• Problem: Can you render every line of the records below as a Markdown table with the columns "Row" and "Line," numbering each row and leaving out blank lines?

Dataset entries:
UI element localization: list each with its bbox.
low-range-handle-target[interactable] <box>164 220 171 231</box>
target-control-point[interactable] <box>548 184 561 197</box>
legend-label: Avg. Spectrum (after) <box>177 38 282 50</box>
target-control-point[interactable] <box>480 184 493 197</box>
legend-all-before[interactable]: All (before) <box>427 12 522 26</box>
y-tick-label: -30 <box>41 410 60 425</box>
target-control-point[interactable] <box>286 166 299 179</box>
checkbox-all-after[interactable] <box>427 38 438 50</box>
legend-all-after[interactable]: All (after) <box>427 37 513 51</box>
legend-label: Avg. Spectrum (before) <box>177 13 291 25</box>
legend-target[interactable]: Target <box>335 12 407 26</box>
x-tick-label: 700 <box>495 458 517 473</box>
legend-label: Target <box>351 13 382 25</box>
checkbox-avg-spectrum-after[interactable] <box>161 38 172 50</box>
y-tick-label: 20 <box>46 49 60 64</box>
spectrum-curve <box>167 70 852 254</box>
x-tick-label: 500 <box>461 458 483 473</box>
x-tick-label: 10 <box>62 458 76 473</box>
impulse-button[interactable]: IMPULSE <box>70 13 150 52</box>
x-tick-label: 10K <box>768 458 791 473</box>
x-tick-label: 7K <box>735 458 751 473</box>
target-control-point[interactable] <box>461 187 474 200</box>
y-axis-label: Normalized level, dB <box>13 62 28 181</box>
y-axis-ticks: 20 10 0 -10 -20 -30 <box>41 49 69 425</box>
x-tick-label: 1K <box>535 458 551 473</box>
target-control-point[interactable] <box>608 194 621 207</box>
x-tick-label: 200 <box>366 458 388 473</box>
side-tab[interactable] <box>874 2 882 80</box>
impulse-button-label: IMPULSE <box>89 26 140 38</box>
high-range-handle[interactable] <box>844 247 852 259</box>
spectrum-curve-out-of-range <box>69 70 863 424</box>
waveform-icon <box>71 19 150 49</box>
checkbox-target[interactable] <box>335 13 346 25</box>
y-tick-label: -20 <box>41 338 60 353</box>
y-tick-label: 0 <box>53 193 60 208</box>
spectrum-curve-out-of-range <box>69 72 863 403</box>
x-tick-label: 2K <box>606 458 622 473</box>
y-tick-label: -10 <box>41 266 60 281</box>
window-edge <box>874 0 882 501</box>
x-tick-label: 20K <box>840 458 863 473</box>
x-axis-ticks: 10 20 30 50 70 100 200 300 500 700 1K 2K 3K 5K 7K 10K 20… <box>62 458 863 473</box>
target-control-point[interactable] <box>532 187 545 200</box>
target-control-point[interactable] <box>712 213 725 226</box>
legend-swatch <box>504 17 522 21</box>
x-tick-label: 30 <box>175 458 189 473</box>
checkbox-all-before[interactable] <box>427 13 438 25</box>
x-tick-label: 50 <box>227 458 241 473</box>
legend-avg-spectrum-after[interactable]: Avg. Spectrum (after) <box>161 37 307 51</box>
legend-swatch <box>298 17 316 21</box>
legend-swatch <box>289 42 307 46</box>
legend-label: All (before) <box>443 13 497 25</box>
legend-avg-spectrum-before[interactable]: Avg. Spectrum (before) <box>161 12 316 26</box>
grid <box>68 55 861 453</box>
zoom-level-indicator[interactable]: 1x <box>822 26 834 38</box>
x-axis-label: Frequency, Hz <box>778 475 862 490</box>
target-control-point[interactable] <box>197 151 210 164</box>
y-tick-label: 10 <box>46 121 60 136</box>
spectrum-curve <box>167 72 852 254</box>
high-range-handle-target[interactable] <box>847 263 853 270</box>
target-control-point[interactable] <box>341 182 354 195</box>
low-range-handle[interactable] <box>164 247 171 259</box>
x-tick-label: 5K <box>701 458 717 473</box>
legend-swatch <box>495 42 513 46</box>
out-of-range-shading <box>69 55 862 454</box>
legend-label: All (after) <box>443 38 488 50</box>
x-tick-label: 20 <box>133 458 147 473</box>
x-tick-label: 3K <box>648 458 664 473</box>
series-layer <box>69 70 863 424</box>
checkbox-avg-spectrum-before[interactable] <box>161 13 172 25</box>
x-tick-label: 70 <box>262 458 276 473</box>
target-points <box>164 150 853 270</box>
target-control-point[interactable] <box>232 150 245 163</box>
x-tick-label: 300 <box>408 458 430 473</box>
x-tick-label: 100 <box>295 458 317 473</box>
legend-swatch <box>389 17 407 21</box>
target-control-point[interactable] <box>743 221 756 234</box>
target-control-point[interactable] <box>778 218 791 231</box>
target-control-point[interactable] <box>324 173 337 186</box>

• Response below:
| Row | Line |
|---|---|
| 1 | UI element localization: list each with its bbox. |
| 2 | low-range-handle-target[interactable] <box>164 220 171 231</box> |
| 3 | target-control-point[interactable] <box>548 184 561 197</box> |
| 4 | legend-label: Avg. Spectrum (after) <box>177 38 282 50</box> |
| 5 | target-control-point[interactable] <box>480 184 493 197</box> |
| 6 | legend-all-before[interactable]: All (before) <box>427 12 522 26</box> |
| 7 | y-tick-label: -30 <box>41 410 60 425</box> |
| 8 | target-control-point[interactable] <box>286 166 299 179</box> |
| 9 | checkbox-all-after[interactable] <box>427 38 438 50</box> |
| 10 | legend-all-after[interactable]: All (after) <box>427 37 513 51</box> |
| 11 | legend-label: Avg. Spectrum (before) <box>177 13 291 25</box> |
| 12 | legend-target[interactable]: Target <box>335 12 407 26</box> |
| 13 | x-tick-label: 700 <box>495 458 517 473</box> |
| 14 | legend-label: Target <box>351 13 382 25</box> |
| 15 | checkbox-avg-spectrum-after[interactable] <box>161 38 172 50</box> |
| 16 | y-tick-label: 20 <box>46 49 60 64</box> |
| 17 | spectrum-curve <box>167 70 852 254</box> |
| 18 | x-tick-label: 500 <box>461 458 483 473</box> |
| 19 | x-tick-label: 10 <box>62 458 76 473</box> |
| 20 | impulse-button[interactable]: IMPULSE <box>70 13 150 52</box> |
| 21 | x-tick-label: 10K <box>768 458 791 473</box> |
| 22 | x-tick-label: 7K <box>735 458 751 473</box> |
| 23 | target-control-point[interactable] <box>461 187 474 200</box> |
| 24 | y-axis-label: Normalized level, dB <box>13 62 28 181</box> |
| 25 | y-axis-ticks: 20 10 0 -10 -20 -30 <box>41 49 69 425</box> |
| 26 | x-tick-label: 1K <box>535 458 551 473</box> |
| 27 | target-control-point[interactable] <box>608 194 621 207</box> |
| 28 | x-tick-label: 200 <box>366 458 388 473</box> |
| 29 | side-tab[interactable] <box>874 2 882 80</box> |
| 30 | impulse-button-label: IMPULSE <box>89 26 140 38</box> |
| 31 | high-range-handle[interactable] <box>844 247 852 259</box> |
| 32 | spectrum-curve-out-of-range <box>69 70 863 424</box> |
| 33 | waveform-icon <box>71 19 150 49</box> |
| 34 | checkbox-target[interactable] <box>335 13 346 25</box> |
| 35 | y-tick-label: -20 <box>41 338 60 353</box> |
| 36 | y-tick-label: 0 <box>53 193 60 208</box> |
| 37 | spectrum-curve-out-of-range <box>69 72 863 403</box> |
| 38 | x-tick-label: 2K <box>606 458 622 473</box> |
| 39 | y-tick-label: -10 <box>41 266 60 281</box> |
| 40 | window-edge <box>874 0 882 501</box> |
| 41 | x-tick-label: 20K <box>840 458 863 473</box> |
| 42 | x-axis-ticks: 10 20 30 50 70 100 200 300 500 700 1K 2K 3K 5K 7K 10K 20… <box>62 458 863 473</box> |
| 43 | target-control-point[interactable] <box>532 187 545 200</box> |
| 44 | target-control-point[interactable] <box>712 213 725 226</box> |
| 45 | legend-swatch <box>504 17 522 21</box> |
| 46 | x-tick-label: 30 <box>175 458 189 473</box> |
| 47 | checkbox-all-before[interactable] <box>427 13 438 25</box> |
| 48 | x-tick-label: 50 <box>227 458 241 473</box> |
| 49 | legend-avg-spectrum-after[interactable]: Avg. Spectrum (after) <box>161 37 307 51</box> |
| 50 | legend-swatch <box>298 17 316 21</box> |
| 51 | legend-swatch <box>289 42 307 46</box> |
| 52 | legend-label: All (before) <box>443 13 497 25</box> |
| 53 | legend-avg-spectrum-before[interactable]: Avg. Spectrum (before) <box>161 12 316 26</box> |
| 54 | grid <box>68 55 861 453</box> |
| 55 | zoom-level-indicator[interactable]: 1x <box>822 26 834 38</box> |
| 56 | x-axis-label: Frequency, Hz <box>778 475 862 490</box> |
| 57 | target-control-point[interactable] <box>197 151 210 164</box> |
| 58 | y-tick-label: 10 <box>46 121 60 136</box> |
| 59 | spectrum-curve <box>167 72 852 254</box> |
| 60 | high-range-handle-target[interactable] <box>847 263 853 270</box> |
| 61 | target-control-point[interactable] <box>341 182 354 195</box> |
| 62 | low-range-handle[interactable] <box>164 247 171 259</box> |
| 63 | x-tick-label: 5K <box>701 458 717 473</box> |
| 64 | legend-swatch <box>495 42 513 46</box> |
| 65 | out-of-range-shading <box>69 55 862 454</box> |
| 66 | legend-label: All (after) <box>443 38 488 50</box> |
| 67 | x-tick-label: 20 <box>133 458 147 473</box> |
| 68 | x-tick-label: 3K <box>648 458 664 473</box> |
| 69 | series-layer <box>69 70 863 424</box> |
| 70 | checkbox-avg-spectrum-before[interactable] <box>161 13 172 25</box> |
| 71 | x-tick-label: 70 <box>262 458 276 473</box> |
| 72 | target-points <box>164 150 853 270</box> |
| 73 | target-control-point[interactable] <box>232 150 245 163</box> |
| 74 | x-tick-label: 300 <box>408 458 430 473</box> |
| 75 | x-tick-label: 100 <box>295 458 317 473</box> |
| 76 | legend-swatch <box>389 17 407 21</box> |
| 77 | target-control-point[interactable] <box>743 221 756 234</box> |
| 78 | target-control-point[interactable] <box>778 218 791 231</box> |
| 79 | target-control-point[interactable] <box>324 173 337 186</box> |